■ To do
Return each line of the listing that contains the string "Wind".

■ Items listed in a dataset
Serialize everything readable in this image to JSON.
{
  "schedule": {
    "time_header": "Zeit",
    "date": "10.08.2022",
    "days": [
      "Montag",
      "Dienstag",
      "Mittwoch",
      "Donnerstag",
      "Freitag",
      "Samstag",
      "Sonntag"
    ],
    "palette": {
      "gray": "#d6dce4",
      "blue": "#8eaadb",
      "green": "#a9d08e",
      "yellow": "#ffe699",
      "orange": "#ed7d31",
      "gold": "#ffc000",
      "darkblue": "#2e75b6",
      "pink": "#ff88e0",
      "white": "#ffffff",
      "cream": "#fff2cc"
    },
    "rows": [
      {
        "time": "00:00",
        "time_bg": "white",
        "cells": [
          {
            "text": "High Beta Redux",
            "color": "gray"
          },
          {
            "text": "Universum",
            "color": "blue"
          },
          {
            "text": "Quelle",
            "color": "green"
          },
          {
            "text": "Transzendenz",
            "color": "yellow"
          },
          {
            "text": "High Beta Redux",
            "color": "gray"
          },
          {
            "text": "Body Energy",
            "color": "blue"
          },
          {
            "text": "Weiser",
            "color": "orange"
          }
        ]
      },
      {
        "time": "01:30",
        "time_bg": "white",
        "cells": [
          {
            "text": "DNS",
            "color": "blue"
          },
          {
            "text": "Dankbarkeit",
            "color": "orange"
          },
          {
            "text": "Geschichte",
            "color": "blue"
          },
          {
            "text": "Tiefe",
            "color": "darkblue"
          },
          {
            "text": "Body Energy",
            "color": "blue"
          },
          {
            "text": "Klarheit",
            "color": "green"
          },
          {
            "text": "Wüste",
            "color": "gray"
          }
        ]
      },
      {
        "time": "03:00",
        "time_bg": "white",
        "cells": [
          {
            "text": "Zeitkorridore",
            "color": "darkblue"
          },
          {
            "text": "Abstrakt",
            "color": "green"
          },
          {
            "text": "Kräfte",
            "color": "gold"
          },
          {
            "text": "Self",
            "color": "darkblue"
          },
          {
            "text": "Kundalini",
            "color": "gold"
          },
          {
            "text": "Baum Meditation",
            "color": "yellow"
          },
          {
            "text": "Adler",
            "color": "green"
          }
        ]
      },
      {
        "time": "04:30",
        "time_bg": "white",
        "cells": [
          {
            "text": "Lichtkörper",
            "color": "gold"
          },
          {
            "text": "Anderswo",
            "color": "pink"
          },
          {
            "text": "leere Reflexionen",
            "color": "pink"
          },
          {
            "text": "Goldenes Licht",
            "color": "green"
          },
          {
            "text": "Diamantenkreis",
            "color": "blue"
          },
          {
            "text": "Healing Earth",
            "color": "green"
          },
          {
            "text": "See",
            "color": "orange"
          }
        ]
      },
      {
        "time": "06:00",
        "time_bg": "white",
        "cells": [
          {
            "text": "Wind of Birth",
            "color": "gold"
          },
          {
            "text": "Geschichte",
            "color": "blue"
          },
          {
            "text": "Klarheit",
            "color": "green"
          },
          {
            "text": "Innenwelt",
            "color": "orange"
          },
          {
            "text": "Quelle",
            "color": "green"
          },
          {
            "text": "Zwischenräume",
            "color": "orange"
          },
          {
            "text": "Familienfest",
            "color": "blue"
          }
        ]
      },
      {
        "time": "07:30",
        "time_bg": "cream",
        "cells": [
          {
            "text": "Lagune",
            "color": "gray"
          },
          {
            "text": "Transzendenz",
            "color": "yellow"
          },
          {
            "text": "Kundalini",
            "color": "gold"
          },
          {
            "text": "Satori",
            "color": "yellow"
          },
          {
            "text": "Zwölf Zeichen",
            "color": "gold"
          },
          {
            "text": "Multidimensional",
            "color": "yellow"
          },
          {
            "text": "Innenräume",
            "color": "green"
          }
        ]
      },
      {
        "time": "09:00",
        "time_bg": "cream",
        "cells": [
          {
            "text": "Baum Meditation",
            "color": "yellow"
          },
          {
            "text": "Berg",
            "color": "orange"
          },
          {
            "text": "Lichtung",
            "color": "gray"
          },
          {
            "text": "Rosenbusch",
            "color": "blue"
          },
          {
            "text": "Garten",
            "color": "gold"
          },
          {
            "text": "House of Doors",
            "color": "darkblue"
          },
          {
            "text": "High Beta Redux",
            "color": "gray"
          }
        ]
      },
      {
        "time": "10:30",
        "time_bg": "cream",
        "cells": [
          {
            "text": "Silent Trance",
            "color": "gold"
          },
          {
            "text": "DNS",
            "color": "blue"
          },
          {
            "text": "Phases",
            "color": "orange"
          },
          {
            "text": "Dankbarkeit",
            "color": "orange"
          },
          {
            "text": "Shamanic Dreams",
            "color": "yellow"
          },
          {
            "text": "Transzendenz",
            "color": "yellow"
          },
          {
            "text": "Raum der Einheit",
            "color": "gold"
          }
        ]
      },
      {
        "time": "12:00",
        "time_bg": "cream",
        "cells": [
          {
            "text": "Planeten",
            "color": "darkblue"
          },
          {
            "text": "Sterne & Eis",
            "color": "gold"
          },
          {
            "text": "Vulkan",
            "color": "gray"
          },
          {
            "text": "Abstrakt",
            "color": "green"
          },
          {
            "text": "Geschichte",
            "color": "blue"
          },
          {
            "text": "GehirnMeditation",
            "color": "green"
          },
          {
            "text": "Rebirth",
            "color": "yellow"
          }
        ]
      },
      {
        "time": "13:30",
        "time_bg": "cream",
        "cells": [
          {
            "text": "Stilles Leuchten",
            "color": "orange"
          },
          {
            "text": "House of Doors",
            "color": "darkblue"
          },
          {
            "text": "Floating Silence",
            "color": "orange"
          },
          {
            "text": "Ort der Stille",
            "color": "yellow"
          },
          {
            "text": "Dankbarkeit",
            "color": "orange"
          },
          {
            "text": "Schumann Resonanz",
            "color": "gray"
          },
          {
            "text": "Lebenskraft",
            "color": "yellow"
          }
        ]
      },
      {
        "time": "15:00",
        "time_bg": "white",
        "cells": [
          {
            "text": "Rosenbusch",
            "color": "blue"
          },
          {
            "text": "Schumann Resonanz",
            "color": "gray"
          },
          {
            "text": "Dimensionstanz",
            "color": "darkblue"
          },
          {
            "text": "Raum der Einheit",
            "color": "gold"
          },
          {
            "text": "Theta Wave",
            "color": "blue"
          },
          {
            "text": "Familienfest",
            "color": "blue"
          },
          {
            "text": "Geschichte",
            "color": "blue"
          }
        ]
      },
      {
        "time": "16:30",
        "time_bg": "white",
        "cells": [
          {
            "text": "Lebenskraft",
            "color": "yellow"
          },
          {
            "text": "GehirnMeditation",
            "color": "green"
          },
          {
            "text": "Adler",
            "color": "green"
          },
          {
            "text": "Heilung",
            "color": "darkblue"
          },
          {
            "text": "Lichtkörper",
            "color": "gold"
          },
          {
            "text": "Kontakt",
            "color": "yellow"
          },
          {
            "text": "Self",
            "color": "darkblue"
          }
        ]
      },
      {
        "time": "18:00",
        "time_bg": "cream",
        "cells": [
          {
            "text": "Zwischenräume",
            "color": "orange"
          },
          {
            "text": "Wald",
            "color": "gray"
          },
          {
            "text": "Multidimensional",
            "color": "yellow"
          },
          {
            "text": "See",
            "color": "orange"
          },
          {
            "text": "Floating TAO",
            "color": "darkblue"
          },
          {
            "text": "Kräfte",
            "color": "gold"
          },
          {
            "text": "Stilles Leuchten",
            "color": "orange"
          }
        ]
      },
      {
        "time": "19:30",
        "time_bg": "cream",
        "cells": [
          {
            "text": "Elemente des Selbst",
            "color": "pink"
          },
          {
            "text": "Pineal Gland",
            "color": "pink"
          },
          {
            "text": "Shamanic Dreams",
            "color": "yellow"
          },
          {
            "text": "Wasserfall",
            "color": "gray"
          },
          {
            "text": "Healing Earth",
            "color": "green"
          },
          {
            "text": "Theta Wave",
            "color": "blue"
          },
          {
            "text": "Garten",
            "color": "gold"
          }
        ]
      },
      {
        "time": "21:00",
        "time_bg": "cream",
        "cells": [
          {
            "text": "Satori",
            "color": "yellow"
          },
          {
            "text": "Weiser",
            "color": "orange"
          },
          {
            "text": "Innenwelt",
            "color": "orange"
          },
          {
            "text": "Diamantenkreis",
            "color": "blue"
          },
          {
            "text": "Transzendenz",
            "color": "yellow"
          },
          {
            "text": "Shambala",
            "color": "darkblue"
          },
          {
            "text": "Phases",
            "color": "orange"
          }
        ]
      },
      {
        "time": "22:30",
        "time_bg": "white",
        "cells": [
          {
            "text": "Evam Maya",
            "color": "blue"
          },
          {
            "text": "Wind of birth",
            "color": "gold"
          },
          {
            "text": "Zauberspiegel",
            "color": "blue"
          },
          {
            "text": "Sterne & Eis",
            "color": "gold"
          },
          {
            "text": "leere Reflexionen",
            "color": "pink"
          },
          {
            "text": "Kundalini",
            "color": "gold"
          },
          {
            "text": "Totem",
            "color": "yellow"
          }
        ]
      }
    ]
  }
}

■ Exercise solution
            "text": "Wind of Birth",
            "text": "Wind of birth",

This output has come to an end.